SHORT EXERCISE: Rewrite all the items as a Markdown table with the columns Row and Line, numbering each row and leaving out blank lines.
## BEGIN RECORDS PROVIDED
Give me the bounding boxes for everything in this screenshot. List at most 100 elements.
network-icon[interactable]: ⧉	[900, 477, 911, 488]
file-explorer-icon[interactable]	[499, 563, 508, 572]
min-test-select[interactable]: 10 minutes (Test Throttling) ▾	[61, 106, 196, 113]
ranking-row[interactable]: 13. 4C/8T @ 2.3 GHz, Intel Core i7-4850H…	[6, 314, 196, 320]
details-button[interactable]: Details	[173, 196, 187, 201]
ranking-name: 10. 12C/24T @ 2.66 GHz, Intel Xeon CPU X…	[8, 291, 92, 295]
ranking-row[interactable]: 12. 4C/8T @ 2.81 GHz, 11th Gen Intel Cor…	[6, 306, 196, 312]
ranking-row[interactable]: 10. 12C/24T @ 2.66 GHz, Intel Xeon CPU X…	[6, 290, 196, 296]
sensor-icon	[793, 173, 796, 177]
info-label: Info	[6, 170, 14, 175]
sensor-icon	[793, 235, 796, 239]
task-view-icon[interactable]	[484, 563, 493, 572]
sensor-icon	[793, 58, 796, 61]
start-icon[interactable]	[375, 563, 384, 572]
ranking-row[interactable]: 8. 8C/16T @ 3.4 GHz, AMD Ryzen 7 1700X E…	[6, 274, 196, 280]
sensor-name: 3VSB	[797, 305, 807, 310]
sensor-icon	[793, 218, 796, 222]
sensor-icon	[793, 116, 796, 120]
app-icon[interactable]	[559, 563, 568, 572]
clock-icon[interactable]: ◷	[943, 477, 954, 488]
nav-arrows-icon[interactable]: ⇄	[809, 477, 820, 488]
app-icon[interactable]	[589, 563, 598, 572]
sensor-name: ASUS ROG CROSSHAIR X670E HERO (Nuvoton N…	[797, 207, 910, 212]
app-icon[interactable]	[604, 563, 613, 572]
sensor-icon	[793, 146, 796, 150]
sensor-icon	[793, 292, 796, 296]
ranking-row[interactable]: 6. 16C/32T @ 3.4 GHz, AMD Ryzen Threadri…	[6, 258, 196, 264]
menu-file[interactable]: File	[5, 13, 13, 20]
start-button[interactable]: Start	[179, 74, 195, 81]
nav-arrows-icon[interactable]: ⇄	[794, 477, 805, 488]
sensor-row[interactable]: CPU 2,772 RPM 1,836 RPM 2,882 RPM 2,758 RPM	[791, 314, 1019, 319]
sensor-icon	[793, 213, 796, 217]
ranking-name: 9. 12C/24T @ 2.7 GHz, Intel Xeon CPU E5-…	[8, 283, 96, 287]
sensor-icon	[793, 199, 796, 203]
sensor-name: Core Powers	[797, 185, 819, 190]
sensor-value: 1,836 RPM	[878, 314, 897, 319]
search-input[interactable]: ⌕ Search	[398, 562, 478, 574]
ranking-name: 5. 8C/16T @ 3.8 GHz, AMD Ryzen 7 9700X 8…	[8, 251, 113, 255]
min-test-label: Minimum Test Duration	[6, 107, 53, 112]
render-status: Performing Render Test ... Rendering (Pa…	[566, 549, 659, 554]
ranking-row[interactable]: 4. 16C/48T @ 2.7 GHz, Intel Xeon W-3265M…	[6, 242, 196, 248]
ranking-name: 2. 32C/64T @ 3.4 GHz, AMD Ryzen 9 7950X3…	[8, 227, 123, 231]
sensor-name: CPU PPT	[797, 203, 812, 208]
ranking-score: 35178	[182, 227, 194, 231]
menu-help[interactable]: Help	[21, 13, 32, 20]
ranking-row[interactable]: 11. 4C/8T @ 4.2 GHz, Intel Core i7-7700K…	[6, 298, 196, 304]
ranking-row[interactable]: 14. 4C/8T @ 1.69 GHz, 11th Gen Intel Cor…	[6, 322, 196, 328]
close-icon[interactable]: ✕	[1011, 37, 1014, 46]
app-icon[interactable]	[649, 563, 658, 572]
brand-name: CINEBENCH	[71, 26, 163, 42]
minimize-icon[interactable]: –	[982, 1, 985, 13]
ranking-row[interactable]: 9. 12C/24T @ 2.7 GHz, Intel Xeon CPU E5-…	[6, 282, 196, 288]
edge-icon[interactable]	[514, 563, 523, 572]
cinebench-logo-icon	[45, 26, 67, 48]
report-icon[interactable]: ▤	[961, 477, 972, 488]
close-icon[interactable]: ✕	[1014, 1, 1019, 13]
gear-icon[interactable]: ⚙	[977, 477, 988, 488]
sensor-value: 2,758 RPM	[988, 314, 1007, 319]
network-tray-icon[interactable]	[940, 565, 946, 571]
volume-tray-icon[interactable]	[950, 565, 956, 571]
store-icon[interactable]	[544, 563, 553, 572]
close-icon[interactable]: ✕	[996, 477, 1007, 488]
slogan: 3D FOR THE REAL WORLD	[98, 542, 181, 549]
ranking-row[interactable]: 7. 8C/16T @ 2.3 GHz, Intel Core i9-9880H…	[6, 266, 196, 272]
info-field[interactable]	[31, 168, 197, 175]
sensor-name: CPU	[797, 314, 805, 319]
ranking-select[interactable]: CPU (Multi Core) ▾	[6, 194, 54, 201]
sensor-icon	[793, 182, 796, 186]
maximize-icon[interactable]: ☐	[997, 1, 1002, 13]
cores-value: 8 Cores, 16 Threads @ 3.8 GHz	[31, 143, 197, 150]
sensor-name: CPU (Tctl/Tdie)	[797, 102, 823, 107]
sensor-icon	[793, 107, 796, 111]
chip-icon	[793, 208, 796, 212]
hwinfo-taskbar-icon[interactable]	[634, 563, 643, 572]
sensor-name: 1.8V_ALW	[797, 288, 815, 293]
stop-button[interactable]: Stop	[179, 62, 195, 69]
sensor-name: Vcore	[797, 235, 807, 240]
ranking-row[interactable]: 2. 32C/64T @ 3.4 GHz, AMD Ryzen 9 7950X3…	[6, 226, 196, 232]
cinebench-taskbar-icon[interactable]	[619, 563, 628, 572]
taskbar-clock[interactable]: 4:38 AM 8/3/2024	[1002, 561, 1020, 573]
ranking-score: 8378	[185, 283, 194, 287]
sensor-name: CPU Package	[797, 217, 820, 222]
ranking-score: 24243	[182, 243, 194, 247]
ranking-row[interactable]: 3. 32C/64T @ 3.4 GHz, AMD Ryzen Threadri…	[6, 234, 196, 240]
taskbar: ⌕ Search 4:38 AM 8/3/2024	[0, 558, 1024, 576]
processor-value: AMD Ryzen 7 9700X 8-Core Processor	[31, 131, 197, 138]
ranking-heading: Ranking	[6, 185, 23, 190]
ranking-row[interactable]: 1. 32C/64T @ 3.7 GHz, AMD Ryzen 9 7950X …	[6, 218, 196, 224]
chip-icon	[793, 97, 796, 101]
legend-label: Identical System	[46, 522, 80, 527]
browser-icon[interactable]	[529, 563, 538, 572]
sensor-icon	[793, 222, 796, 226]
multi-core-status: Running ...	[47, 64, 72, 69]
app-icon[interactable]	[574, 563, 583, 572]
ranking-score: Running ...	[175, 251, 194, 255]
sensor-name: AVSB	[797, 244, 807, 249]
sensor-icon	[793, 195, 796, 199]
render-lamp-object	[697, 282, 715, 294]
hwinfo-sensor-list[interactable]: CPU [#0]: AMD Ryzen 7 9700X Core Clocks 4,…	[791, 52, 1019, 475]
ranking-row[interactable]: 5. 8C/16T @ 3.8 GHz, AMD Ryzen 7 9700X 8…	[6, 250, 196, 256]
## END RECORDS PROVIDED
TASK RESULT:
| Row | Line |
|---|---|
| 1 | Give me the bounding boxes for everything in this screenshot. List at most 100 elements. |
| 2 | network-icon[interactable]: ⧉	[900, 477, 911, 488] |
| 3 | file-explorer-icon[interactable]	[499, 563, 508, 572] |
| 4 | min-test-select[interactable]: 10 minutes (Test Throttling) ▾	[61, 106, 196, 113] |
| 5 | ranking-row[interactable]: 13. 4C/8T @ 2.3 GHz, Intel Core i7-4850H…	[6, 314, 196, 320] |
| 6 | details-button[interactable]: Details	[173, 196, 187, 201] |
| 7 | ranking-name: 10. 12C/24T @ 2.66 GHz, Intel Xeon CPU X…	[8, 291, 92, 295] |
| 8 | ranking-row[interactable]: 12. 4C/8T @ 2.81 GHz, 11th Gen Intel Cor…	[6, 306, 196, 312] |
| 9 | ranking-row[interactable]: 10. 12C/24T @ 2.66 GHz, Intel Xeon CPU X…	[6, 290, 196, 296] |
| 10 | sensor-icon	[793, 173, 796, 177] |
| 11 | info-label: Info	[6, 170, 14, 175] |
| 12 | sensor-icon	[793, 235, 796, 239] |
| 13 | task-view-icon[interactable]	[484, 563, 493, 572] |
| 14 | sensor-icon	[793, 58, 796, 61] |
| 15 | start-icon[interactable]	[375, 563, 384, 572] |
| 16 | ranking-row[interactable]: 8. 8C/16T @ 3.4 GHz, AMD Ryzen 7 1700X E…	[6, 274, 196, 280] |
| 17 | sensor-name: 3VSB	[797, 305, 807, 310] |
| 18 | sensor-icon	[793, 218, 796, 222] |
| 19 | sensor-icon	[793, 116, 796, 120] |
| 20 | app-icon[interactable]	[559, 563, 568, 572] |
| 21 | clock-icon[interactable]: ◷	[943, 477, 954, 488] |
| 22 | nav-arrows-icon[interactable]: ⇄	[809, 477, 820, 488] |
| 23 | app-icon[interactable]	[589, 563, 598, 572] |
| 24 | sensor-name: ASUS ROG CROSSHAIR X670E HERO (Nuvoton N…	[797, 207, 910, 212] |
| 25 | app-icon[interactable]	[604, 563, 613, 572] |
| 26 | sensor-icon	[793, 146, 796, 150] |
| 27 | sensor-icon	[793, 292, 796, 296] |
| 28 | ranking-row[interactable]: 6. 16C/32T @ 3.4 GHz, AMD Ryzen Threadri…	[6, 258, 196, 264] |
| 29 | menu-file[interactable]: File	[5, 13, 13, 20] |
| 30 | start-button[interactable]: Start	[179, 74, 195, 81] |
| 31 | nav-arrows-icon[interactable]: ⇄	[794, 477, 805, 488] |
| 32 | sensor-row[interactable]: CPU 2,772 RPM 1,836 RPM 2,882 RPM 2,758 RPM	[791, 314, 1019, 319] |
| 33 | sensor-icon	[793, 213, 796, 217] |
| 34 | ranking-name: 9. 12C/24T @ 2.7 GHz, Intel Xeon CPU E5-…	[8, 283, 96, 287] |
| 35 | sensor-icon	[793, 199, 796, 203] |
| 36 | sensor-name: Core Powers	[797, 185, 819, 190] |
| 37 | sensor-value: 1,836 RPM	[878, 314, 897, 319] |
| 38 | search-input[interactable]: ⌕ Search	[398, 562, 478, 574] |
| 39 | ranking-name: 5. 8C/16T @ 3.8 GHz, AMD Ryzen 7 9700X 8…	[8, 251, 113, 255] |
| 40 | min-test-label: Minimum Test Duration	[6, 107, 53, 112] |
| 41 | render-status: Performing Render Test ... Rendering (Pa…	[566, 549, 659, 554] |
| 42 | ranking-row[interactable]: 4. 16C/48T @ 2.7 GHz, Intel Xeon W-3265M…	[6, 242, 196, 248] |
| 43 | ranking-name: 2. 32C/64T @ 3.4 GHz, AMD Ryzen 9 7950X3…	[8, 227, 123, 231] |
| 44 | sensor-name: CPU PPT	[797, 203, 812, 208] |
| 45 | ranking-score: 35178	[182, 227, 194, 231] |
| 46 | menu-help[interactable]: Help	[21, 13, 32, 20] |
| 47 | ranking-row[interactable]: 11. 4C/8T @ 4.2 GHz, Intel Core i7-7700K…	[6, 298, 196, 304] |
| 48 | ranking-row[interactable]: 14. 4C/8T @ 1.69 GHz, 11th Gen Intel Cor…	[6, 322, 196, 328] |
| 49 | close-icon[interactable]: ✕	[1011, 37, 1014, 46] |
| 50 | app-icon[interactable]	[649, 563, 658, 572] |
| 51 | brand-name: CINEBENCH	[71, 26, 163, 42] |
| 52 | minimize-icon[interactable]: –	[982, 1, 985, 13] |
| 53 | ranking-row[interactable]: 9. 12C/24T @ 2.7 GHz, Intel Xeon CPU E5-…	[6, 282, 196, 288] |
| 54 | edge-icon[interactable]	[514, 563, 523, 572] |
| 55 | cinebench-logo-icon	[45, 26, 67, 48] |
| 56 | report-icon[interactable]: ▤	[961, 477, 972, 488] |
| 57 | close-icon[interactable]: ✕	[1014, 1, 1019, 13] |
| 58 | gear-icon[interactable]: ⚙	[977, 477, 988, 488] |
| 59 | sensor-value: 2,758 RPM	[988, 314, 1007, 319] |
| 60 | network-tray-icon[interactable]	[940, 565, 946, 571] |
| 61 | volume-tray-icon[interactable]	[950, 565, 956, 571] |
| 62 | store-icon[interactable]	[544, 563, 553, 572] |
| 63 | close-icon[interactable]: ✕	[996, 477, 1007, 488] |
| 64 | slogan: 3D FOR THE REAL WORLD	[98, 542, 181, 549] |
| 65 | ranking-row[interactable]: 7. 8C/16T @ 2.3 GHz, Intel Core i9-9880H…	[6, 266, 196, 272] |
| 66 | info-field[interactable]	[31, 168, 197, 175] |
| 67 | sensor-name: CPU	[797, 314, 805, 319] |
| 68 | ranking-select[interactable]: CPU (Multi Core) ▾	[6, 194, 54, 201] |
| 69 | sensor-icon	[793, 182, 796, 186] |
| 70 | maximize-icon[interactable]: ☐	[997, 1, 1002, 13] |
| 71 | cores-value: 8 Cores, 16 Threads @ 3.8 GHz	[31, 143, 197, 150] |
| 72 | sensor-name: CPU (Tctl/Tdie)	[797, 102, 823, 107] |
| 73 | sensor-icon	[793, 107, 796, 111] |
| 74 | chip-icon	[793, 208, 796, 212] |
| 75 | hwinfo-taskbar-icon[interactable]	[634, 563, 643, 572] |
| 76 | sensor-name: 1.8V_ALW	[797, 288, 815, 293] |
| 77 | stop-button[interactable]: Stop	[179, 62, 195, 69] |
| 78 | sensor-name: Vcore	[797, 235, 807, 240] |
| 79 | ranking-row[interactable]: 2. 32C/64T @ 3.4 GHz, AMD Ryzen 9 7950X3…	[6, 226, 196, 232] |
| 80 | cinebench-taskbar-icon[interactable]	[619, 563, 628, 572] |
| 81 | taskbar-clock[interactable]: 4:38 AM 8/3/2024	[1002, 561, 1020, 573] |
| 82 | ranking-score: 8378	[185, 283, 194, 287] |
| 83 | sensor-name: CPU Package	[797, 217, 820, 222] |
| 84 | ranking-score: 24243	[182, 243, 194, 247] |
| 85 | ranking-row[interactable]: 3. 32C/64T @ 3.4 GHz, AMD Ryzen Threadri…	[6, 234, 196, 240] |
| 86 | taskbar: ⌕ Search 4:38 AM 8/3/2024	[0, 558, 1024, 576] |
| 87 | processor-value: AMD Ryzen 7 9700X 8-Core Processor	[31, 131, 197, 138] |
| 88 | ranking-heading: Ranking	[6, 185, 23, 190] |
| 89 | ranking-row[interactable]: 1. 32C/64T @ 3.7 GHz, AMD Ryzen 9 7950X …	[6, 218, 196, 224] |
| 90 | chip-icon	[793, 97, 796, 101] |
| 91 | legend-label: Identical System	[46, 522, 80, 527] |
| 92 | browser-icon[interactable]	[529, 563, 538, 572] |
| 93 | sensor-icon	[793, 222, 796, 226] |
| 94 | multi-core-status: Running ...	[47, 64, 72, 69] |
| 95 | app-icon[interactable]	[574, 563, 583, 572] |
| 96 | ranking-score: Running ...	[175, 251, 194, 255] |
| 97 | sensor-name: AVSB	[797, 244, 807, 249] |
| 98 | sensor-icon	[793, 195, 796, 199] |
| 99 | render-lamp-object	[697, 282, 715, 294] |
| 100 | hwinfo-sensor-list[interactable]: CPU [#0]: AMD Ryzen 7 9700X Core Clocks 4,…	[791, 52, 1019, 475] |
| 101 | ranking-row[interactable]: 5. 8C/16T @ 3.8 GHz, AMD Ryzen 7 9700X 8…	[6, 250, 196, 256] |